# The exercise
Render every entry verbatim.

# Dataset extract
+ + + + +

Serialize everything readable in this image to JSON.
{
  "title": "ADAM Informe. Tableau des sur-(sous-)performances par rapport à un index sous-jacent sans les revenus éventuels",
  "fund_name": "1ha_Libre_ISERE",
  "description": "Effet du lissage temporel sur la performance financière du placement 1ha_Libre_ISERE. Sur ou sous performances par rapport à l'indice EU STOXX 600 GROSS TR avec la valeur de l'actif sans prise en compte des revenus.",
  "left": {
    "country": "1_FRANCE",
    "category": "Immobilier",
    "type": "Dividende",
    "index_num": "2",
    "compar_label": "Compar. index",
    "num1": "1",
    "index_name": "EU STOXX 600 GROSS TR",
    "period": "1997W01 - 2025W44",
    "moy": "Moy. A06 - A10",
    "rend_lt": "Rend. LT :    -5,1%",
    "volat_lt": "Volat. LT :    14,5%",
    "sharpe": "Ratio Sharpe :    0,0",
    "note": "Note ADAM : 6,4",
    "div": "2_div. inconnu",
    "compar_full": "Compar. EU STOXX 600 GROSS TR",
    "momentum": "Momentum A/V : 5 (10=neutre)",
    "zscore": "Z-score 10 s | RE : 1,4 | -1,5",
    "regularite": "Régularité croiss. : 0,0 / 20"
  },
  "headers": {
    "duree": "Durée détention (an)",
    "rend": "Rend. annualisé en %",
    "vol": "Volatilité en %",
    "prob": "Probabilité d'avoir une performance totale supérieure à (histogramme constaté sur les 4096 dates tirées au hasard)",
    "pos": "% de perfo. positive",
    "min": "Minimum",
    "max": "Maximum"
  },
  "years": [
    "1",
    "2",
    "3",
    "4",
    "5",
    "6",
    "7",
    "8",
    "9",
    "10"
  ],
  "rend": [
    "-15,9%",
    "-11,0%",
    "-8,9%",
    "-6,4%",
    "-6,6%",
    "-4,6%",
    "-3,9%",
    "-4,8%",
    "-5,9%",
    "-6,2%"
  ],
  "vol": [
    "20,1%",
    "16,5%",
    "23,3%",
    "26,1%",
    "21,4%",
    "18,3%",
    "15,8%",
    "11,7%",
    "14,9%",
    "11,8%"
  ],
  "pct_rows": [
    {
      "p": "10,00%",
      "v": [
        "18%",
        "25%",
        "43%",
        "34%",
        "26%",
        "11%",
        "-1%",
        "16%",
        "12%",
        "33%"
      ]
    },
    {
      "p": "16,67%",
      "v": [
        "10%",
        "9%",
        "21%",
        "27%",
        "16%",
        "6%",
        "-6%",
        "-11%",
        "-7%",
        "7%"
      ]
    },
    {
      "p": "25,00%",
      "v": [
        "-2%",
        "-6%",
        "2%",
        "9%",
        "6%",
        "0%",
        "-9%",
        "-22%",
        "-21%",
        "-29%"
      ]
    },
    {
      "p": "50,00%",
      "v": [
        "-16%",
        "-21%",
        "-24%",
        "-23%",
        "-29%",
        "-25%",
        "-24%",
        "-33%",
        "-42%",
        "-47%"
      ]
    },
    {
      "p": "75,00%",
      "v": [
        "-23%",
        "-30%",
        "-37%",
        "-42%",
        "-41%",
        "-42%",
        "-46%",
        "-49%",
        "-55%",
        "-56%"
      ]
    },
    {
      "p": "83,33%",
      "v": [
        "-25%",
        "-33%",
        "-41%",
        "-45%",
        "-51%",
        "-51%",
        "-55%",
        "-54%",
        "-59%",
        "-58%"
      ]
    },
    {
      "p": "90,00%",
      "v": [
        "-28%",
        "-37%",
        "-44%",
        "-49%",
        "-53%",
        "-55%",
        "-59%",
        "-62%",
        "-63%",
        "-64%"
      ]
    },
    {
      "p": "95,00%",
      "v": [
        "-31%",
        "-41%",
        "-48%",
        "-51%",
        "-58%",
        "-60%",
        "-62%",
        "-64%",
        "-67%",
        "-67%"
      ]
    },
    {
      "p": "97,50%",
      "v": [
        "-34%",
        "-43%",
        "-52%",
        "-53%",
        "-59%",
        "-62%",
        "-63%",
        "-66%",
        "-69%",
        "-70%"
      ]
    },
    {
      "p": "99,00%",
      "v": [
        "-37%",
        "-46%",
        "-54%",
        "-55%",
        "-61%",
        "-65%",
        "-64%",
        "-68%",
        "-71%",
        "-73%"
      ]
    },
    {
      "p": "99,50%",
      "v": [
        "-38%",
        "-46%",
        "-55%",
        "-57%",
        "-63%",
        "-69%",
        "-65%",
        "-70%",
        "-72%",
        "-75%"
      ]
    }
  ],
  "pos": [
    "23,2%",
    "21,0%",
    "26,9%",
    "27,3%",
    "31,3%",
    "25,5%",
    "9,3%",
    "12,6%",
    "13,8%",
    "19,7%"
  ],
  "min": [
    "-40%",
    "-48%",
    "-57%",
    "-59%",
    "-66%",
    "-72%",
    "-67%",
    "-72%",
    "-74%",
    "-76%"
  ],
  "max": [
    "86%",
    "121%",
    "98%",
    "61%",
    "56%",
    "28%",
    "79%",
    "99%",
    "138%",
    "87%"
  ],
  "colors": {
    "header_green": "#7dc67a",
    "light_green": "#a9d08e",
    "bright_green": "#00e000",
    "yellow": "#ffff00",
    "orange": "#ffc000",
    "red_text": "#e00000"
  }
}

+ + + + +

# Task result
Serialize everything readable in this image to JSON.
{
  "title": "ADAM Informe. Tableau des sur-(sous-)performances par rapport à un index sous-jacent sans les revenus éventuels",
  "fund_name": "1ha_Libre_ISERE",
  "description": "Effet du lissage temporel sur la performance financière du placement 1ha_Libre_ISERE. Sur ou sous performances par rapport à l'indice EU STOXX 600 GROSS TR avec la valeur de l'actif sans prise en compte des revenus.",
  "left": {
    "country": "1_FRANCE",
    "category": "Immobilier",
    "type": "Dividende",
    "index_num": "2",
    "compar_label": "Compar. index",
    "num1": "1",
    "index_name": "EU STOXX 600 GROSS TR",
    "period": "1997W01 - 2025W44",
    "moy": "Moy. A06 - A10",
    "rend_lt": "Rend. LT :    -5,1%",
    "volat_lt": "Volat. LT :    14,5%",
    "sharpe": "Ratio Sharpe :    0,0",
    "note": "Note ADAM : 6,4",
    "div": "2_div. inconnu",
    "compar_full": "Compar. EU STOXX 600 GROSS TR",
    "momentum": "Momentum A/V : 5 (10=neutre)",
    "zscore": "Z-score 10 s | RE : 1,4 | -1,5",
    "regularite": "Régularité croiss. : 0,0 / 20"
  },
  "headers": {
    "duree": "Durée détention (an)",
    "rend": "Rend. annualisé en %",
    "vol": "Volatilité en %",
    "prob": "Probabilité d'avoir une performance totale supérieure à (histogramme constaté sur les 4096 dates tirées au hasard)",
    "pos": "% de perfo. positive",
    "min": "Minimum",
    "max": "Maximum"
  },
  "years": [
    "1",
    "2",
    "3",
    "4",
    "5",
    "6",
    "7",
    "8",
    "9",
    "10"
  ],
  "rend": [
    "-15,9%",
    "-11,0%",
    "-8,9%",
    "-6,4%",
    "-6,6%",
    "-4,6%",
    "-3,9%",
    "-4,8%",
    "-5,9%",
    "-6,2%"
  ],
  "vol": [
    "20,1%",
    "16,5%",
    "23,3%",
    "26,1%",
    "21,4%",
    "18,3%",
    "15,8%",
    "11,7%",
    "14,9%",
    "11,8%"
  ],
  "pct_rows": [
    {
      "p": "10,00%",
      "v": [
        "18%",
        "25%",
        "43%",
        "34%",
        "26%",
        "11%",
        "-1%",
        "16%",
        "12%",
        "33%"
      ]
    },
    {
      "p": "16,67%",
      "v": [
        "10%",
        "9%",
        "21%",
        "27%",
        "16%",
        "6%",
        "-6%",
        "-11%",
        "-7%",
        "7%"
      ]
    },
    {
      "p": "25,00%",
      "v": [
        "-2%",
        "-6%",
        "2%",
        "9%",
        "6%",
        "0%",
        "-9%",
        "-22%",
        "-21%",
        "-29%"
      ]
    },
    {
      "p": "50,00%",
      "v": [
        "-16%",
        "-21%",
        "-24%",
        "-23%",
        "-29%",
        "-25%",
        "-24%",
        "-33%",
        "-42%",
        "-47%"
      ]
    },
    {
      "p": "75,00%",
      "v": [
        "-23%",
        "-30%",
        "-37%",
        "-42%",
        "-41%",
        "-42%",
        "-46%",
        "-49%",
        "-55%",
        "-56%"
      ]
    },
    {
      "p": "83,33%",
      "v": [
        "-25%",
        "-33%",
        "-41%",
        "-45%",
        "-51%",
        "-51%",
        "-55%",
        "-54%",
        "-59%",
        "-58%"
      ]
    },
    {
      "p": "90,00%",
      "v": [
        "-28%",
        "-37%",
        "-44%",
        "-49%",
        "-53%",
        "-55%",
        "-59%",
        "-62%",
        "-63%",
        "-64%"
      ]
    },
    {
      "p": "95,00%",
      "v": [
        "-31%",
        "-41%",
        "-48%",
        "-51%",
        "-58%",
        "-60%",
        "-62%",
        "-64%",
        "-67%",
        "-67%"
      ]
    },
    {
      "p": "97,50%",
      "v": [
        "-34%",
        "-43%",
        "-52%",
        "-53%",
        "-59%",
        "-62%",
        "-63%",
        "-66%",
        "-69%",
        "-70%"
      ]
    },
    {
      "p": "99,00%",
      "v": [
        "-37%",
        "-46%",
        "-54%",
        "-55%",
        "-61%",
        "-65%",
        "-64%",
        "-68%",
        "-71%",
        "-73%"
      ]
    },
    {
      "p": "99,50%",
      "v": [
        "-38%",
        "-46%",
        "-55%",
        "-57%",
        "-63%",
        "-69%",
        "-65%",
        "-70%",
        "-72%",
        "-75%"
      ]
    }
  ],
  "pos": [
    "23,2%",
    "21,0%",
    "26,9%",
    "27,3%",
    "31,3%",
    "25,5%",
    "9,3%",
    "12,6%",
    "13,8%",
    "19,7%"
  ],
  "min": [
    "-40%",
    "-48%",
    "-57%",
    "-59%",
    "-66%",
    "-72%",
    "-67%",
    "-72%",
    "-74%",
    "-76%"
  ],
  "max": [
    "86%",
    "121%",
    "98%",
    "61%",
    "56%",
    "28%",
    "79%",
    "99%",
    "138%",
    "87%"
  ],
  "colors": {
    "header_green": "#7dc67a",
    "light_green": "#a9d08e",
    "bright_green": "#00e000",
    "yellow": "#ffff00",
    "orange": "#ffc000",
    "red_text": "#e00000"
  }
}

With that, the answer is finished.